TASK TO COMPLETE -> Your task is to extract every entry that follows word for word while excluding the pictures.

DATASET RECORDS ->

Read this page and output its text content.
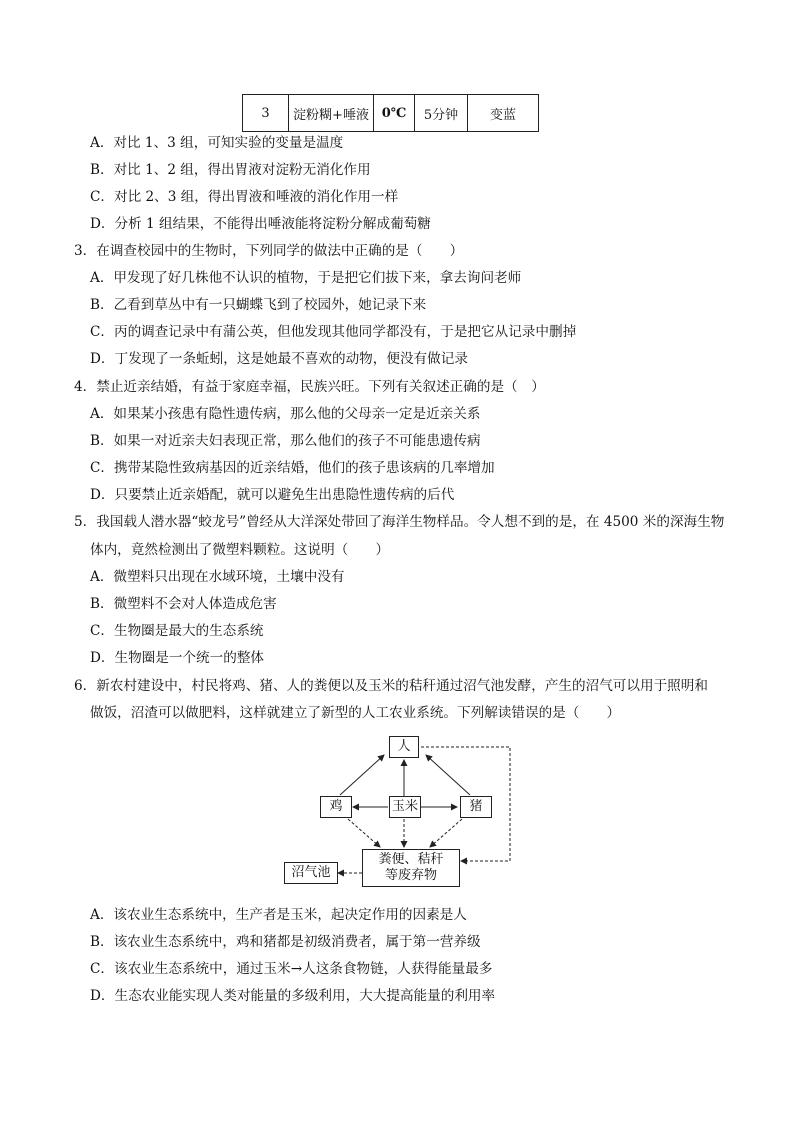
3	淀粉糊+唾液	0℃	5分钟	变蓝
A．对比 1、3 组，可知实验的变量是温度
B．对比 1、2 组，得出胃液对淀粉无消化作用
C．对比 2、3 组，得出胃液和唾液的消化作用一样
D．分析 1 组结果，不能得出唾液能将淀粉分解成葡萄糖
3．在调查校园中的生物时，下列同学的做法中正确的是（　　）
A．甲发现了好几株他不认识的植物，于是把它们拔下来，拿去询问老师
B．乙看到草丛中有一只蝴蝶飞到了校园外，她记录下来
C．丙的调查记录中有蒲公英，但他发现其他同学都没有，于是把它从记录中删掉
D．丁发现了一条蚯蚓，这是她最不喜欢的动物，便没有做记录
4．禁止近亲结婚，有益于家庭幸福，民族兴旺。下列有关叙述正确的是（　）
A．如果某小孩患有隐性遗传病，那么他的父母亲一定是近亲关系
B．如果一对近亲夫妇表现正常，那么他们的孩子不可能患遗传病
C．携带某隐性致病基因的近亲结婚，他们的孩子患该病的几率增加
D．只要禁止近亲婚配，就可以避免生出患隐性遗传病的后代
5．我国载人潜水器“蛟龙号”曾经从大洋深处带回了海洋生物样品。令人想不到的是，在 4500 米的深海生物
体内，竟然检测出了微塑料颗粒。这说明（　　）
A．微塑料只出现在水域环境，土壤中没有
B．微塑料不会对人体造成危害
C．生物圈是最大的生态系统
D．生物圈是一个统一的整体
6．新农村建设中，村民将鸡、猪、人的粪便以及玉米的秸秆通过沼气池发酵，产生的沼气可以用于照明和
做饭，沼渣可以做肥料，这样就建立了新型的人工农业系统。下列解读错误的是（　　）
人
鸡	玉米	猪
粪便、秸秆等废弃物
沼气池
A．该农业生态系统中，生产者是玉米，起决定作用的因素是人
B．该农业生态系统中，鸡和猪都是初级消费者，属于第一营养级
C．该农业生态系统中，通过玉米→人这条食物链，人获得能量最多
D．生态农业能实现人类对能量的多级利用，大大提高能量的利用率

CORRECT RESPONSE ->
Read this page and output its text content.
3	淀粉糊+唾液	0℃	5分钟	变蓝
A．对比 1、3 组，可知实验的变量是温度
B．对比 1、2 组，得出胃液对淀粉无消化作用
C．对比 2、3 组，得出胃液和唾液的消化作用一样
D．分析 1 组结果，不能得出唾液能将淀粉分解成葡萄糖
3．在调查校园中的生物时，下列同学的做法中正确的是（　　）
A．甲发现了好几株他不认识的植物，于是把它们拔下来，拿去询问老师
B．乙看到草丛中有一只蝴蝶飞到了校园外，她记录下来
C．丙的调查记录中有蒲公英，但他发现其他同学都没有，于是把它从记录中删掉
D．丁发现了一条蚯蚓，这是她最不喜欢的动物，便没有做记录
4．禁止近亲结婚，有益于家庭幸福，民族兴旺。下列有关叙述正确的是（　）
A．如果某小孩患有隐性遗传病，那么他的父母亲一定是近亲关系
B．如果一对近亲夫妇表现正常，那么他们的孩子不可能患遗传病
C．携带某隐性致病基因的近亲结婚，他们的孩子患该病的几率增加
D．只要禁止近亲婚配，就可以避免生出患隐性遗传病的后代
5．我国载人潜水器“蛟龙号”曾经从大洋深处带回了海洋生物样品。令人想不到的是，在 4500 米的深海生物
体内，竟然检测出了微塑料颗粒。这说明（　　）
A．微塑料只出现在水域环境，土壤中没有
B．微塑料不会对人体造成危害
C．生物圈是最大的生态系统
D．生物圈是一个统一的整体
6．新农村建设中，村民将鸡、猪、人的粪便以及玉米的秸秆通过沼气池发酵，产生的沼气可以用于照明和
做饭，沼渣可以做肥料，这样就建立了新型的人工农业系统。下列解读错误的是（　　）
人
鸡	玉米	猪
粪便、秸秆等废弃物
沼气池
A．该农业生态系统中，生产者是玉米，起决定作用的因素是人
B．该农业生态系统中，鸡和猪都是初级消费者，属于第一营养级
C．该农业生态系统中，通过玉米→人这条食物链，人获得能量最多
D．生态农业能实现人类对能量的多级利用，大大提高能量的利用率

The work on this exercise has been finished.